-- Work to be completed --
Only a number is wanted here: the number of lines of the data that include "Τούρκων".

Extracted data entries
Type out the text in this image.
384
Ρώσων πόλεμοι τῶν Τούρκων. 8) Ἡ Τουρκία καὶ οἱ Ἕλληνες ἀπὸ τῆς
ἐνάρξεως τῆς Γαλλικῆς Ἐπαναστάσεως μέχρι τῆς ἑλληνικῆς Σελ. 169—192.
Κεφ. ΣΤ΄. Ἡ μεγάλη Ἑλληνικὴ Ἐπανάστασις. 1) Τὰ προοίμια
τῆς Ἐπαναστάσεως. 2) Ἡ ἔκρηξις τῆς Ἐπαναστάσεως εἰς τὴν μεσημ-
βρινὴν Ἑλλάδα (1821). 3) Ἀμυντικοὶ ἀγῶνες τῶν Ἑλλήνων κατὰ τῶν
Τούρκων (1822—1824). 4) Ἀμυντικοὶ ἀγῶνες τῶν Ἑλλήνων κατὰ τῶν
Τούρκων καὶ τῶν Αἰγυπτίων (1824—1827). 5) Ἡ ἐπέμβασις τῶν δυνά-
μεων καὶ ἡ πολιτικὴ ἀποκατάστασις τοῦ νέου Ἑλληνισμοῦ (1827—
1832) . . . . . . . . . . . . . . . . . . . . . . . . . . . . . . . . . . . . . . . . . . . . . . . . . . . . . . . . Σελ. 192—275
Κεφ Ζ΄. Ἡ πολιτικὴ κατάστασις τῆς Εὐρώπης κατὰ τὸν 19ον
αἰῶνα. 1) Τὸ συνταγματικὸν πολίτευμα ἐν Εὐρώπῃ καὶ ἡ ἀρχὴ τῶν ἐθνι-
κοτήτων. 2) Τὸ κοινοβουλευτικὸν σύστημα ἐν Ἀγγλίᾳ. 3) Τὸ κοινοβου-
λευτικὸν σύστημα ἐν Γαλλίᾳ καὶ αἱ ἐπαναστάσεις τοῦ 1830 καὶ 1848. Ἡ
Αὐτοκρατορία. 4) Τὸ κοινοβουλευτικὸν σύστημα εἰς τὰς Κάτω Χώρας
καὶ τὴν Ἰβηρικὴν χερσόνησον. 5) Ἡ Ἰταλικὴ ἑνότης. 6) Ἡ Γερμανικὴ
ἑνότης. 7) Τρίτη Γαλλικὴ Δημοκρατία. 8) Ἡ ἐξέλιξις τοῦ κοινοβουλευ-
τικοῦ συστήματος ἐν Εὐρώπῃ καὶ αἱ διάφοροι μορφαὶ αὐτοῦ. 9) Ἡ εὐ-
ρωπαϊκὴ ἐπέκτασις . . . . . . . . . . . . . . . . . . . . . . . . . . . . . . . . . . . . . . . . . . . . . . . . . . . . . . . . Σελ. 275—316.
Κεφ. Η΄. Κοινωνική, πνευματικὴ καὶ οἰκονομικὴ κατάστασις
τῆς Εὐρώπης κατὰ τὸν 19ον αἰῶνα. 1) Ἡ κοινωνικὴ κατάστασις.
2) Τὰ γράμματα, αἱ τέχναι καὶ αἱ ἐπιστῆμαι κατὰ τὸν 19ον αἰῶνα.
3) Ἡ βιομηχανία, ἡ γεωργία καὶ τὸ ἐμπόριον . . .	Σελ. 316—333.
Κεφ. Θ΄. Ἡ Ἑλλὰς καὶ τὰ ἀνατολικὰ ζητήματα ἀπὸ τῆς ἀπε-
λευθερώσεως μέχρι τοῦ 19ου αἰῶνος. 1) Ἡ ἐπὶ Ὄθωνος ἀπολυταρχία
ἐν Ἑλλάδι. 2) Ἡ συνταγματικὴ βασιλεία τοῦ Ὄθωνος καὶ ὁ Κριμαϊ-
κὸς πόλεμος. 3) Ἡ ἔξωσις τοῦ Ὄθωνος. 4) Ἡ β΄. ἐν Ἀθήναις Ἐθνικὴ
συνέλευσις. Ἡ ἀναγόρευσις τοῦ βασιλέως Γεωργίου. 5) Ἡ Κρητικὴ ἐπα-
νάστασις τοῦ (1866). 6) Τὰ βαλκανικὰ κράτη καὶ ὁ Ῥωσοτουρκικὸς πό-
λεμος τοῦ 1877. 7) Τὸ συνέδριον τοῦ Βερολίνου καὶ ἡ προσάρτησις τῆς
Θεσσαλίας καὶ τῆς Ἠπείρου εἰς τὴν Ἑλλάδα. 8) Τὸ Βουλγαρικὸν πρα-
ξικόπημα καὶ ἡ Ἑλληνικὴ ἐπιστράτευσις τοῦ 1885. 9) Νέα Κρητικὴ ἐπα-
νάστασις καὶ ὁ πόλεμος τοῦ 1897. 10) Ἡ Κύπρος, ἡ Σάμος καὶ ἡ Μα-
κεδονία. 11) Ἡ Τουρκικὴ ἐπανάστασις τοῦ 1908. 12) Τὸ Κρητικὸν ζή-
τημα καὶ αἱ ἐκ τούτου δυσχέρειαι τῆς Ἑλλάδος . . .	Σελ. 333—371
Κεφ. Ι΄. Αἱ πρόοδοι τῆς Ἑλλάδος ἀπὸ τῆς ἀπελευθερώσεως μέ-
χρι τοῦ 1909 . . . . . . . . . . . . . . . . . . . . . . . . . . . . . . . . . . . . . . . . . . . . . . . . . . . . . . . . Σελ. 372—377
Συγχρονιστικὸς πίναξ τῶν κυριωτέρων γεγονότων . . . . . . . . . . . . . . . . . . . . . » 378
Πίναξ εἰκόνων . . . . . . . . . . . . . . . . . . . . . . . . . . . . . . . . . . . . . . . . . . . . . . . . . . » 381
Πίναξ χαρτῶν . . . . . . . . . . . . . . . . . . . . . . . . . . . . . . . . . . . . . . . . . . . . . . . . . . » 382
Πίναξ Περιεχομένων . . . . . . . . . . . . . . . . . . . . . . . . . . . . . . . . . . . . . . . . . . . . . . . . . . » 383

-- Reply --
3